Word for word, repeat the entries, minus the pictures.
☆ ☆ ☆ ☆ ☆ ☆ ☆
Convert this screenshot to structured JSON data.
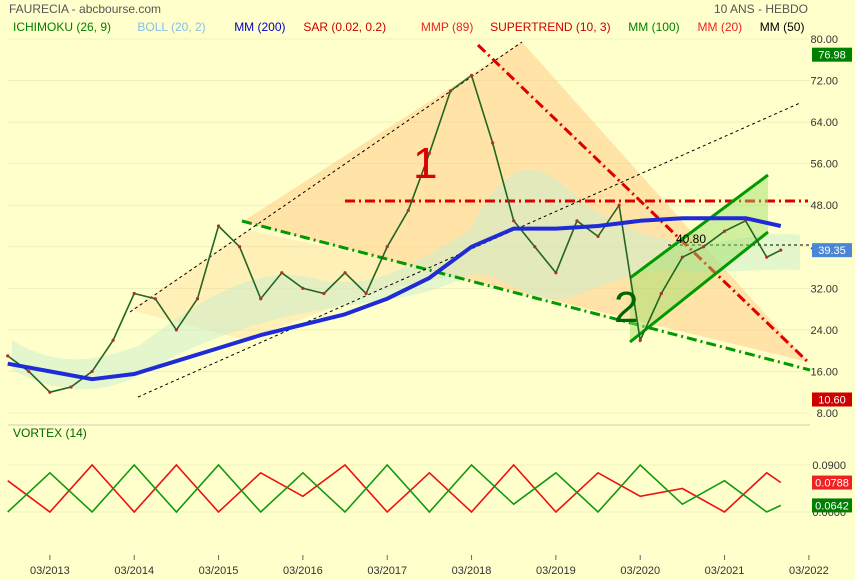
{
  "header": {
    "title": "FAURECIA - abcbourse.com",
    "period": "10 ANS - HEBDO"
  },
  "legend": [
    {
      "label": "ICHIMOKU (26, 9)",
      "color": "#008000"
    },
    {
      "label": "BOLL (20, 2)",
      "color": "#87bfe8"
    },
    {
      "label": "MM (200)",
      "color": "#0000cc"
    },
    {
      "label": "SAR (0.02, 0.2)",
      "color": "#cc0000"
    },
    {
      "label": "MMP (89)",
      "color": "#ee2222"
    },
    {
      "label": "SUPERTREND (10, 3)",
      "color": "#cc0000"
    },
    {
      "label": "MM (100)",
      "color": "#008000"
    },
    {
      "label": "MM (20)",
      "color": "#ee2222"
    },
    {
      "label": "MM (50)",
      "color": "#000000"
    }
  ],
  "annotations": {
    "wave1": "1",
    "wave2": "2",
    "level": "40.80"
  },
  "price_badges": [
    {
      "value": "76.98",
      "price": 76.98,
      "color": "#008000"
    },
    {
      "value": "39.35",
      "price": 39.35,
      "color": "#4a86d6"
    },
    {
      "value": "10.60",
      "price": 10.6,
      "color": "#cc0000"
    }
  ],
  "vortex": {
    "title": "VORTEX (14)",
    "ticks": [
      "0.0900",
      "0.0600"
    ],
    "badges": [
      {
        "value": "0.0788",
        "color": "#ee2222"
      },
      {
        "value": "0.0642",
        "color": "#008000"
      }
    ]
  },
  "chart_data": [
    {
      "type": "line",
      "title": "FAURECIA",
      "x_ticks": [
        "03/2013",
        "03/2014",
        "03/2015",
        "03/2016",
        "03/2017",
        "03/2018",
        "03/2019",
        "03/2020",
        "03/2021",
        "03/2022"
      ],
      "y_ticks": [
        "80.00",
        "72.00",
        "64.00",
        "56.00",
        "48.00",
        "40.00",
        "32.00",
        "24.00",
        "16.00",
        "8.00"
      ],
      "ylim": [
        8,
        80
      ],
      "series": [
        {
          "name": "",
          "x": [
            "2012-09",
            "2012-12",
            "2013-03",
            "2013-06",
            "2013-09",
            "2013-12",
            "2014-03",
            "2014-06",
            "2014-09",
            "2014-12",
            "2015-03",
            "2015-06",
            "2015-09",
            "2015-12",
            "2016-03",
            "2016-06",
            "2016-09",
            "2016-12",
            "2017-03",
            "2017-06",
            "2017-09",
            "2017-12",
            "2018-03",
            "2018-06",
            "2018-09",
            "2018-12",
            "2019-03",
            "2019-06",
            "2019-09",
            "2019-12",
            "2020-03",
            "2020-06",
            "2020-09",
            "2020-12",
            "2021-03",
            "2021-06",
            "2021-09",
            "2021-11"
          ],
          "values": [
            19,
            16,
            12,
            13,
            16,
            22,
            31,
            30,
            24,
            30,
            44,
            40,
            30,
            35,
            32,
            31,
            35,
            31,
            40,
            47,
            58,
            70,
            73,
            60,
            45,
            40,
            35,
            45,
            42,
            48,
            22,
            31,
            38,
            40,
            43,
            45,
            38,
            39.35
          ]
        },
        {
          "name": "MM (200)",
          "x": [
            "2012-09",
            "2013-03",
            "2013-09",
            "2014-03",
            "2014-09",
            "2015-03",
            "2015-09",
            "2016-03",
            "2016-09",
            "2017-03",
            "2017-09",
            "2018-03",
            "2018-09",
            "2019-03",
            "2019-09",
            "2020-03",
            "2020-09",
            "2021-03",
            "2021-06",
            "2021-11"
          ],
          "values": [
            17.5,
            16,
            14.5,
            15.5,
            18,
            20.5,
            23,
            25,
            27,
            30,
            34,
            40,
            43.5,
            43.5,
            44,
            45,
            45.5,
            45.5,
            45.5,
            44
          ]
        }
      ]
    },
    {
      "type": "line",
      "title": "VORTEX (14)",
      "y_ticks": [
        "0.0900",
        "0.0600"
      ],
      "series": [
        {
          "name": "",
          "x": [
            "2012-09",
            "2013-03",
            "2013-09",
            "2014-03",
            "2014-09",
            "2015-03",
            "2015-09",
            "2016-03",
            "2016-09",
            "2017-03",
            "2017-09",
            "2018-03",
            "2018-09",
            "2019-03",
            "2019-09",
            "2020-03",
            "2020-09",
            "2021-03",
            "2021-09",
            "2021-11"
          ],
          "values": [
            0.08,
            0.06,
            0.09,
            0.06,
            0.09,
            0.06,
            0.085,
            0.07,
            0.09,
            0.06,
            0.085,
            0.06,
            0.09,
            0.06,
            0.085,
            0.07,
            0.075,
            0.06,
            0.085,
            0.0788
          ]
        },
        {
          "name": "",
          "x": [
            "2012-09",
            "2013-03",
            "2013-09",
            "2014-03",
            "2014-09",
            "2015-03",
            "2015-09",
            "2016-03",
            "2016-09",
            "2017-03",
            "2017-09",
            "2018-03",
            "2018-09",
            "2019-03",
            "2019-09",
            "2020-03",
            "2020-09",
            "2021-03",
            "2021-09",
            "2021-11"
          ],
          "values": [
            0.06,
            0.085,
            0.06,
            0.09,
            0.06,
            0.09,
            0.06,
            0.085,
            0.06,
            0.09,
            0.06,
            0.09,
            0.065,
            0.085,
            0.06,
            0.09,
            0.065,
            0.08,
            0.06,
            0.0642
          ]
        }
      ]
    }
  ]
}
☆ ☆ ☆ ☆ ☆ ☆ ☆
• [Answer for the task]:
Convert this screenshot to structured JSON data.
{
  "header": {
    "title": "FAURECIA - abcbourse.com",
    "period": "10 ANS - HEBDO"
  },
  "legend": [
    {
      "label": "ICHIMOKU (26, 9)",
      "color": "#008000"
    },
    {
      "label": "BOLL (20, 2)",
      "color": "#87bfe8"
    },
    {
      "label": "MM (200)",
      "color": "#0000cc"
    },
    {
      "label": "SAR (0.02, 0.2)",
      "color": "#cc0000"
    },
    {
      "label": "MMP (89)",
      "color": "#ee2222"
    },
    {
      "label": "SUPERTREND (10, 3)",
      "color": "#cc0000"
    },
    {
      "label": "MM (100)",
      "color": "#008000"
    },
    {
      "label": "MM (20)",
      "color": "#ee2222"
    },
    {
      "label": "MM (50)",
      "color": "#000000"
    }
  ],
  "annotations": {
    "wave1": "1",
    "wave2": "2",
    "level": "40.80"
  },
  "price_badges": [
    {
      "value": "76.98",
      "price": 76.98,
      "color": "#008000"
    },
    {
      "value": "39.35",
      "price": 39.35,
      "color": "#4a86d6"
    },
    {
      "value": "10.60",
      "price": 10.6,
      "color": "#cc0000"
    }
  ],
  "vortex": {
    "title": "VORTEX (14)",
    "ticks": [
      "0.0900",
      "0.0600"
    ],
    "badges": [
      {
        "value": "0.0788",
        "color": "#ee2222"
      },
      {
        "value": "0.0642",
        "color": "#008000"
      }
    ]
  },
  "chart_data": [
    {
      "type": "line",
      "title": "FAURECIA",
      "x_ticks": [
        "03/2013",
        "03/2014",
        "03/2015",
        "03/2016",
        "03/2017",
        "03/2018",
        "03/2019",
        "03/2020",
        "03/2021",
        "03/2022"
      ],
      "y_ticks": [
        "80.00",
        "72.00",
        "64.00",
        "56.00",
        "48.00",
        "40.00",
        "32.00",
        "24.00",
        "16.00",
        "8.00"
      ],
      "ylim": [
        8,
        80
      ],
      "series": [
        {
          "name": "",
          "x": [
            "2012-09",
            "2012-12",
            "2013-03",
            "2013-06",
            "2013-09",
            "2013-12",
            "2014-03",
            "2014-06",
            "2014-09",
            "2014-12",
            "2015-03",
            "2015-06",
            "2015-09",
            "2015-12",
            "2016-03",
            "2016-06",
            "2016-09",
            "2016-12",
            "2017-03",
            "2017-06",
            "2017-09",
            "2017-12",
            "2018-03",
            "2018-06",
            "2018-09",
            "2018-12",
            "2019-03",
            "2019-06",
            "2019-09",
            "2019-12",
            "2020-03",
            "2020-06",
            "2020-09",
            "2020-12",
            "2021-03",
            "2021-06",
            "2021-09",
            "2021-11"
          ],
          "values": [
            19,
            16,
            12,
            13,
            16,
            22,
            31,
            30,
            24,
            30,
            44,
            40,
            30,
            35,
            32,
            31,
            35,
            31,
            40,
            47,
            58,
            70,
            73,
            60,
            45,
            40,
            35,
            45,
            42,
            48,
            22,
            31,
            38,
            40,
            43,
            45,
            38,
            39.35
          ]
        },
        {
          "name": "MM (200)",
          "x": [
            "2012-09",
            "2013-03",
            "2013-09",
            "2014-03",
            "2014-09",
            "2015-03",
            "2015-09",
            "2016-03",
            "2016-09",
            "2017-03",
            "2017-09",
            "2018-03",
            "2018-09",
            "2019-03",
            "2019-09",
            "2020-03",
            "2020-09",
            "2021-03",
            "2021-06",
            "2021-11"
          ],
          "values": [
            17.5,
            16,
            14.5,
            15.5,
            18,
            20.5,
            23,
            25,
            27,
            30,
            34,
            40,
            43.5,
            43.5,
            44,
            45,
            45.5,
            45.5,
            45.5,
            44
          ]
        }
      ]
    },
    {
      "type": "line",
      "title": "VORTEX (14)",
      "y_ticks": [
        "0.0900",
        "0.0600"
      ],
      "series": [
        {
          "name": "",
          "x": [
            "2012-09",
            "2013-03",
            "2013-09",
            "2014-03",
            "2014-09",
            "2015-03",
            "2015-09",
            "2016-03",
            "2016-09",
            "2017-03",
            "2017-09",
            "2018-03",
            "2018-09",
            "2019-03",
            "2019-09",
            "2020-03",
            "2020-09",
            "2021-03",
            "2021-09",
            "2021-11"
          ],
          "values": [
            0.08,
            0.06,
            0.09,
            0.06,
            0.09,
            0.06,
            0.085,
            0.07,
            0.09,
            0.06,
            0.085,
            0.06,
            0.09,
            0.06,
            0.085,
            0.07,
            0.075,
            0.06,
            0.085,
            0.0788
          ]
        },
        {
          "name": "",
          "x": [
            "2012-09",
            "2013-03",
            "2013-09",
            "2014-03",
            "2014-09",
            "2015-03",
            "2015-09",
            "2016-03",
            "2016-09",
            "2017-03",
            "2017-09",
            "2018-03",
            "2018-09",
            "2019-03",
            "2019-09",
            "2020-03",
            "2020-09",
            "2021-03",
            "2021-09",
            "2021-11"
          ],
          "values": [
            0.06,
            0.085,
            0.06,
            0.09,
            0.06,
            0.09,
            0.06,
            0.085,
            0.06,
            0.09,
            0.06,
            0.09,
            0.065,
            0.085,
            0.06,
            0.09,
            0.065,
            0.08,
            0.06,
            0.0642
          ]
        }
      ]
    }
  ]
}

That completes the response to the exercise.